Repeat every entry word for word, skipping the pictures.
☆ ☆ ☆ ☆ ☆ ☆ ☆
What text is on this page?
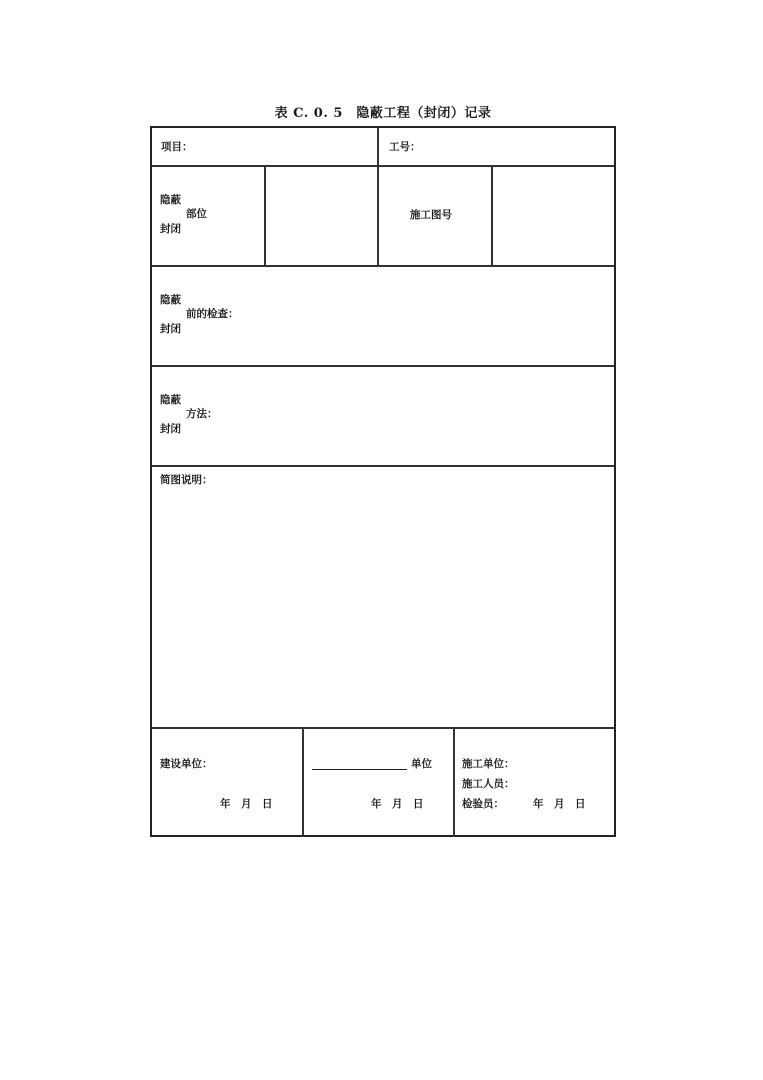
表 C. 0. 5　隐蔽工程（封闭）记录
项目：	工号：
隐蔽
部位
封闭
施工图号
隐蔽
前的检查：
封闭
隐蔽
方法：
封闭
简图说明：
建设单位：
年　月　日
单位
年　月　日
施工单位：
施工人员：
检验员：	年　月　日
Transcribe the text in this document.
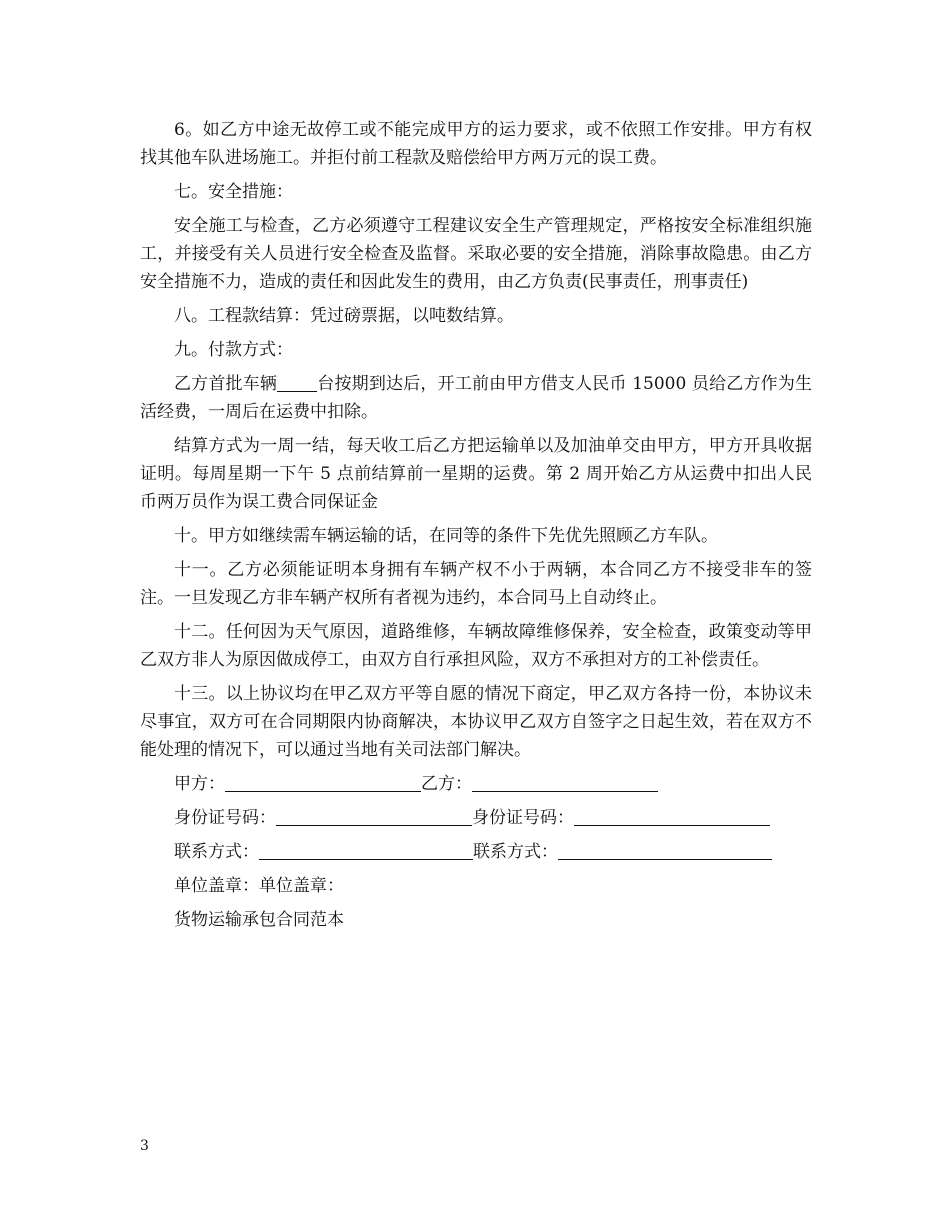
6。如乙方中途无故停工或不能完成甲方的运力要求，或不依照工作安排。甲方有权找其他车队进场施工。并拒付前工程款及赔偿给甲方两万元的误工费。

七。安全措施：

安全施工与检查，乙方必须遵守工程建议安全生产管理规定，严格按安全标准组织施工，并接受有关人员进行安全检查及监督。采取必要的安全措施，消除事故隐患。由乙方安全措施不力，造成的责任和因此发生的费用，由乙方负责(民事责任，刑事责任)

八。工程款结算：凭过磅票据，以吨数结算。

九。付款方式：

乙方首批车辆 台按期到达后，开工前由甲方借支人民币 15000 员给乙方作为生活经费，一周后在运费中扣除。

结算方式为一周一结，每天收工后乙方把运输单以及加油单交由甲方，甲方开具收据证明。每周星期一下午 5 点前结算前一星期的运费。第 2 周开始乙方从运费中扣出人民币两万员作为误工费合同保证金

十。甲方如继续需车辆运输的话，在同等的条件下先优先照顾乙方车队。

十一。乙方必须能证明本身拥有车辆产权不小于两辆，本合同乙方不接受非车的签注。一旦发现乙方非车辆产权所有者视为违约，本合同马上自动终止。

十二。任何因为天气原因，道路维修，车辆故障维修保养，安全检查，政策变动等甲乙双方非人为原因做成停工，由双方自行承担风险，双方不承担对方的工补偿责任。

十三。以上协议均在甲乙双方平等自愿的情况下商定，甲乙双方各持一份，本协议未尽事宜，双方可在合同期限内协商解决，本协议甲乙双方自签字之日起生效，若在双方不能处理的情况下，可以通过当地有关司法部门解决。

甲方：	乙方：
身份证号码：	身份证号码：
联系方式：	联系方式：
单位盖章：单位盖章：
货物运输承包合同范本
3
☆ ☆ ☆ ☆ ☆ ☆ ☆
## THE RESULT
What text is on this page?
表 C. 0. 5　隐蔽工程（封闭）记录
项目：	工号：
隐蔽
部位
封闭
施工图号
隐蔽
前的检查：
封闭
隐蔽
方法：
封闭
简图说明：
建设单位：
年　月　日
单位
年　月　日
施工单位：
施工人员：
检验员：	年　月　日
Transcribe the text in this document.
6。如乙方中途无故停工或不能完成甲方的运力要求，或不依照工作安排。甲方有权找其他车队进场施工。并拒付前工程款及赔偿给甲方两万元的误工费。

七。安全措施：

安全施工与检查，乙方必须遵守工程建议安全生产管理规定，严格按安全标准组织施工，并接受有关人员进行安全检查及监督。采取必要的安全措施，消除事故隐患。由乙方安全措施不力，造成的责任和因此发生的费用，由乙方负责(民事责任，刑事责任)

八。工程款结算：凭过磅票据，以吨数结算。

九。付款方式：

乙方首批车辆 台按期到达后，开工前由甲方借支人民币 15000 员给乙方作为生活经费，一周后在运费中扣除。

结算方式为一周一结，每天收工后乙方把运输单以及加油单交由甲方，甲方开具收据证明。每周星期一下午 5 点前结算前一星期的运费。第 2 周开始乙方从运费中扣出人民币两万员作为误工费合同保证金

十。甲方如继续需车辆运输的话，在同等的条件下先优先照顾乙方车队。

十一。乙方必须能证明本身拥有车辆产权不小于两辆，本合同乙方不接受非车的签注。一旦发现乙方非车辆产权所有者视为违约，本合同马上自动终止。

十二。任何因为天气原因，道路维修，车辆故障维修保养，安全检查，政策变动等甲乙双方非人为原因做成停工，由双方自行承担风险，双方不承担对方的工补偿责任。

十三。以上协议均在甲乙双方平等自愿的情况下商定，甲乙双方各持一份，本协议未尽事宜，双方可在合同期限内协商解决，本协议甲乙双方自签字之日起生效，若在双方不能处理的情况下，可以通过当地有关司法部门解决。

甲方：	乙方：
身份证号码：	身份证号码：
联系方式：	联系方式：
单位盖章：单位盖章：
货物运输承包合同范本
3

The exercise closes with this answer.